* Seçilen Metin
|
|
|
Tarihi belgeyi ilk defa Ufuk Ötesi yayınlıyor: Kürtlerden Lozan Konferansına tokat gibi cevap
|
Lozan Konferansında İngiliz Delegasyonu’nun Kürtlere bağımsızlık verilmesi fikrini ortaya atması üzerine, Umûm Kürt Amele ve Esnâf Cem‘iyyeti Re’isi Salih Kahyâ nâmına Erzurumlu İsa-zâde Ahmet
İstanbul'da Umûm Kürtler nâmına Lolan Aşîreti Re’isi ve sâbık Kürt Gençler Cem’iyeti Re’isi [Düzer]-zâde Dersimli Mehmet Sabri’nin tarihi mektubunu Türk Arşivciler Derneği Araştırma komisyonu ortaya koydu. |
Başkan Hacı Haldun Şahin ve araştırmacılar Yaşar Çelep, Abdurrahman Yarar belgeyi gün ışığına çıkardılar. İşte bu tarihi belgenin sadeleştirilmiş şekli:
Başbakanlık Osmanlı Arşivi, HR. İM, 60/3]
Bugünlerde (Lozan Konferansı görüşmelerinde) İngiltere Delegasyonu Reisi Lord Curzon'un Kürtlere bağımsızlık verilmesi fikrini ortaya atarak, Kürtlerin hamisi tavrını takınmasını hayret ve şaşkınlıkla karşıladık.
Kürtlerin tarihi geçmişi: Biz Kürtler, Turan neslinden bir kavimiz. Milli an'anelerimiz ve özelliklerimizden (yiğitlik, kahramanlık vb.) dolayı Türkler bize "yiğit ve cesur " manasına gelen Kürt ismini vermişlerdir.
Kürt adıyla anılan ve büyük hizmetleri geçen kahramanların isimlerinin yaşaması amacıyla Deminan, Hayderan, Kureyşan ve Lolan gibi isimler kabile ve aşiretlere verilmiştir. Bu aşiretler, bugün anavatanın Doğu Türkleri'ni oluşturmaktadırlar.

* Verilen Kayıtlar
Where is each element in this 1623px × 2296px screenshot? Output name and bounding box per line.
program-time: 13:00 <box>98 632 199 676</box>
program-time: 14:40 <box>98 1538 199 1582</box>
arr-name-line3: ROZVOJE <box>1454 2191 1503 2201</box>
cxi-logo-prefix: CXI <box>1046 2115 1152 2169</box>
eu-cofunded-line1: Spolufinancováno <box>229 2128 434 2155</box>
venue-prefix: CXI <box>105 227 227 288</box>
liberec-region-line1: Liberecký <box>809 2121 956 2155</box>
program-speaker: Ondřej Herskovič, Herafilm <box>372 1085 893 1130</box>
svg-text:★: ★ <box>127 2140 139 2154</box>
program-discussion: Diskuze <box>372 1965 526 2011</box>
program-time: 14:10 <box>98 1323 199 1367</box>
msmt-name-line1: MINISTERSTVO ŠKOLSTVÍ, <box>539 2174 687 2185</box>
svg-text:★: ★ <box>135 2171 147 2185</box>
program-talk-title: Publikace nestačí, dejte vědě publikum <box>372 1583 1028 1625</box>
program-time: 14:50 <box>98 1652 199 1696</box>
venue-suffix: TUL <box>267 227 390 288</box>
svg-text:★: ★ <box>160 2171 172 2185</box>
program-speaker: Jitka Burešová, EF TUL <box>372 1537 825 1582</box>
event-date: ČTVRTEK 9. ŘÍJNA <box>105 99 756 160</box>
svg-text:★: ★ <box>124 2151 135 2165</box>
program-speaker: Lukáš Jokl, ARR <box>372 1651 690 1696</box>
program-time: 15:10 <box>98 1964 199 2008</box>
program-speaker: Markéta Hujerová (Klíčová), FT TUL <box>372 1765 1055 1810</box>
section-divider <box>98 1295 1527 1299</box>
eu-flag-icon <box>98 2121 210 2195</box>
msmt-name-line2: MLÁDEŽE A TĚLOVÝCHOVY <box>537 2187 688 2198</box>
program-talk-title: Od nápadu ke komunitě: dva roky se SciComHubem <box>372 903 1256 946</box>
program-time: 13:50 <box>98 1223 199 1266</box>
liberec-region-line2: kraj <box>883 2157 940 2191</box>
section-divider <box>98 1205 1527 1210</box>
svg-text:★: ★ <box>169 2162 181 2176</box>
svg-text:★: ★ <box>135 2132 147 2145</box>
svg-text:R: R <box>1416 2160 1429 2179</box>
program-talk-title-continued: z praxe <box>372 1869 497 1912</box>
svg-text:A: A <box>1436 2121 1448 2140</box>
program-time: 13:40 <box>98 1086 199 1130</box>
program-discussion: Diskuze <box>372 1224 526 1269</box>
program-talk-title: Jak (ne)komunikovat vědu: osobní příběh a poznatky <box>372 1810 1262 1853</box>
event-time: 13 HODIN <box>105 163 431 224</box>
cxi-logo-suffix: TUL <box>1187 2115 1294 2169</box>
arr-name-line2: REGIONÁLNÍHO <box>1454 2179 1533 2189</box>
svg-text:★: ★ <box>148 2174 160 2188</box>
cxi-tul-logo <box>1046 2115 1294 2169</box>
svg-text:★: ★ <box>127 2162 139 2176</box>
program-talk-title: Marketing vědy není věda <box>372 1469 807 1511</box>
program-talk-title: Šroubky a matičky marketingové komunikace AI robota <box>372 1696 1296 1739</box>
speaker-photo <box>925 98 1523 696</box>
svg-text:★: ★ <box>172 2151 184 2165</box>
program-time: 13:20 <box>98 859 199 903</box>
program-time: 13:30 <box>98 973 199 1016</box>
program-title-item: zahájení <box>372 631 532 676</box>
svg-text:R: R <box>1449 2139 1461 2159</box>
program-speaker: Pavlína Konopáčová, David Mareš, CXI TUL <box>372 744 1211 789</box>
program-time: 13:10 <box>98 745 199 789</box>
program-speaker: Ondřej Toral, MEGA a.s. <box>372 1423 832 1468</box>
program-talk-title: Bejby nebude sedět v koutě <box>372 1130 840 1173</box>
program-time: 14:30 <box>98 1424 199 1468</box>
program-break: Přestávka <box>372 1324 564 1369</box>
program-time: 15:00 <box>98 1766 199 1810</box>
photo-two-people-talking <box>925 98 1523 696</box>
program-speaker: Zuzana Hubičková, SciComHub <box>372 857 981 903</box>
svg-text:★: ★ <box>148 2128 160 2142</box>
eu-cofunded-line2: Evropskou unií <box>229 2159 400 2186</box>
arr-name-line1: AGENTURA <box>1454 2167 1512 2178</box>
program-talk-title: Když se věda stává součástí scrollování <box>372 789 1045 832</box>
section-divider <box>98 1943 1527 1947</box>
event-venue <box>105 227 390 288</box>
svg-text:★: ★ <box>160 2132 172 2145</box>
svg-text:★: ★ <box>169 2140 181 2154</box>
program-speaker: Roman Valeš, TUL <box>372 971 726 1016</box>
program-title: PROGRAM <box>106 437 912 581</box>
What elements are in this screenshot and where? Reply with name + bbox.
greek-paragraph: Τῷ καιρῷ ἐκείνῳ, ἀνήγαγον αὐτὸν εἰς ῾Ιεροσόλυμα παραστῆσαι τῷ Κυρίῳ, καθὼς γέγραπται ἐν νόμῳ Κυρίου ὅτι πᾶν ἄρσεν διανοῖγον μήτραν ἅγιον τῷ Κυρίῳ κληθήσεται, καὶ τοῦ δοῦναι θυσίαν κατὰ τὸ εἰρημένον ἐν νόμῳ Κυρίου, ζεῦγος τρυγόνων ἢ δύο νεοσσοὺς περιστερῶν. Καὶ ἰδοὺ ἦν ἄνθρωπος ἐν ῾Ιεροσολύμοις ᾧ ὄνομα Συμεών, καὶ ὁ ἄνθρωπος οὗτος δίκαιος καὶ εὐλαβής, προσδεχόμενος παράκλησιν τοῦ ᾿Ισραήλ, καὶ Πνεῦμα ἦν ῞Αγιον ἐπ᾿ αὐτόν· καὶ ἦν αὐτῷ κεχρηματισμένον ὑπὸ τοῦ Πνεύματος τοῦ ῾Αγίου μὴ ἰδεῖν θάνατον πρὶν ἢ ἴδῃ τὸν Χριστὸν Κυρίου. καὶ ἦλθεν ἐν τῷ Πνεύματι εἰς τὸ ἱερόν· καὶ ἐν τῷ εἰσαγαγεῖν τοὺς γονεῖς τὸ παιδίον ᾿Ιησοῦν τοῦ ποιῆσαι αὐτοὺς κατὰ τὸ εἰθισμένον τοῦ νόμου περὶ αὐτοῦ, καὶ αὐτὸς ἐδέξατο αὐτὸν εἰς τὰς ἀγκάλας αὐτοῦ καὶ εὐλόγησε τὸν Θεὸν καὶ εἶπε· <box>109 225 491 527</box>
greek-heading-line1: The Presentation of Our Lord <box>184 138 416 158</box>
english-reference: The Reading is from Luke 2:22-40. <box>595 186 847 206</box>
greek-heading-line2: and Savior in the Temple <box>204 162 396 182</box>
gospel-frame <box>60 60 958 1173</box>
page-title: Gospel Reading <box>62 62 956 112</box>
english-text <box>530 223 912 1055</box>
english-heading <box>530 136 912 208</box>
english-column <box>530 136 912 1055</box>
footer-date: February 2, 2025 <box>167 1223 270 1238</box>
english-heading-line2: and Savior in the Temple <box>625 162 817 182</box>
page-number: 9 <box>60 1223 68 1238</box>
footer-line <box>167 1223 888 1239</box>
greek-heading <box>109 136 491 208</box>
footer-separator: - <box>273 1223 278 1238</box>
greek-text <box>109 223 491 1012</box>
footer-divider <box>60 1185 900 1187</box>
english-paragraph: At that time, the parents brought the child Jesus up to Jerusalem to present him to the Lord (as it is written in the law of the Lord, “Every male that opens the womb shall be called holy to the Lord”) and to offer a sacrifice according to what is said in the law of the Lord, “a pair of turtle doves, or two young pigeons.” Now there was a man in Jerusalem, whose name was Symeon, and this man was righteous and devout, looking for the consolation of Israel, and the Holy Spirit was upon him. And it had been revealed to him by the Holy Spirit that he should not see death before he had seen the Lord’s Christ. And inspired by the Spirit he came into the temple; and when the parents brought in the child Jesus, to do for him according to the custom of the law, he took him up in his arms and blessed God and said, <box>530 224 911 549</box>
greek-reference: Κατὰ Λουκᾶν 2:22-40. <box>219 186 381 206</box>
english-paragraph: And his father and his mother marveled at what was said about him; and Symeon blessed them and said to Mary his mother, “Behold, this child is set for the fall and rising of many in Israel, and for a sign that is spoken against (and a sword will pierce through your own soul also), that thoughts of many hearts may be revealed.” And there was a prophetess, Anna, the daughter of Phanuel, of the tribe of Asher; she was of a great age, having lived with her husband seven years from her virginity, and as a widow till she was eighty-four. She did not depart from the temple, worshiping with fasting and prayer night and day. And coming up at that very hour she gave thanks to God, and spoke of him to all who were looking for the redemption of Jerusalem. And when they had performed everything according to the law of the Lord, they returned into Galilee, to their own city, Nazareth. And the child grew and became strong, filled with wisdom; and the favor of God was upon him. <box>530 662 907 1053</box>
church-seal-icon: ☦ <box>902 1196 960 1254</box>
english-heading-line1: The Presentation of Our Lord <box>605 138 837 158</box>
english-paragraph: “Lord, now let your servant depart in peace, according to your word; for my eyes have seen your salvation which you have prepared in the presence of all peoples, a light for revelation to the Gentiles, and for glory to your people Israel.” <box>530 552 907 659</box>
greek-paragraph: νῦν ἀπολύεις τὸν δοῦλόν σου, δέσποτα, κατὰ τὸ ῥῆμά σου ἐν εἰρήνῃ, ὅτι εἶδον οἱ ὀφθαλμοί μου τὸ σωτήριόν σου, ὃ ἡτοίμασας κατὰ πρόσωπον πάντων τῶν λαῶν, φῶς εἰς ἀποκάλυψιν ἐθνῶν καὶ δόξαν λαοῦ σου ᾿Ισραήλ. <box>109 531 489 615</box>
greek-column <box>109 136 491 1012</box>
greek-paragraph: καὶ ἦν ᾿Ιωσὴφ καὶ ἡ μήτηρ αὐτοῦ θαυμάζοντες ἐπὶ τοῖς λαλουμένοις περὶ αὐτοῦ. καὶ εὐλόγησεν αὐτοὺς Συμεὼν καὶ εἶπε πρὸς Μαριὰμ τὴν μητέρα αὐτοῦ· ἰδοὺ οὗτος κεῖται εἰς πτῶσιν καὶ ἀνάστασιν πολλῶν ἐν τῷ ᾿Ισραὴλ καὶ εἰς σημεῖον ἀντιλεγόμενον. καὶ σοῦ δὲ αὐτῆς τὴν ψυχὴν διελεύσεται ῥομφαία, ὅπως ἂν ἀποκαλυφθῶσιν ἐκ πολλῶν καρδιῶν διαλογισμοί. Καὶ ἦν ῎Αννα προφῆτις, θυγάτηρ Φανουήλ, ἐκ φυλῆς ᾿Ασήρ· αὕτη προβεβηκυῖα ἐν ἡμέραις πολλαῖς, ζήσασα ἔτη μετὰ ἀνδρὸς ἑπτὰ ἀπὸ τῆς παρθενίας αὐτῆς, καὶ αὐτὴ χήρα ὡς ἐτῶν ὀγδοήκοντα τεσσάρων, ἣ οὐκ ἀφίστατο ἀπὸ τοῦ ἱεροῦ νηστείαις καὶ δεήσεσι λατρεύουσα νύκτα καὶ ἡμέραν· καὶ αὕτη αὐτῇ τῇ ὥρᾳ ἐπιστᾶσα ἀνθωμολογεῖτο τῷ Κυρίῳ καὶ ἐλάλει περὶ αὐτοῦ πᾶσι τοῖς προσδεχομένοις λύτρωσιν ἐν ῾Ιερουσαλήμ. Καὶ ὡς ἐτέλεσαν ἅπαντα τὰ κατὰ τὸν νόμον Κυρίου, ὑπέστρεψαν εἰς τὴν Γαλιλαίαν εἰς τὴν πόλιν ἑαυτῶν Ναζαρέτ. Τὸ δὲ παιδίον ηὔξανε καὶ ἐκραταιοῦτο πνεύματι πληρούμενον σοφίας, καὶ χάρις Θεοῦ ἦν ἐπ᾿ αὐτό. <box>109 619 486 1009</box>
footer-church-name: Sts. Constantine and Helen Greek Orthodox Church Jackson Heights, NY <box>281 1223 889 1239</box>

* Alıştırma Yönergesi
Lozan Konferansı ile ilgili metne göre, Kürtlere bağımsızlık verilmesi fikrini ortaya atan İngiltere Delegasyonu Reisi kimdir?

* Cevap
Lord Curzon.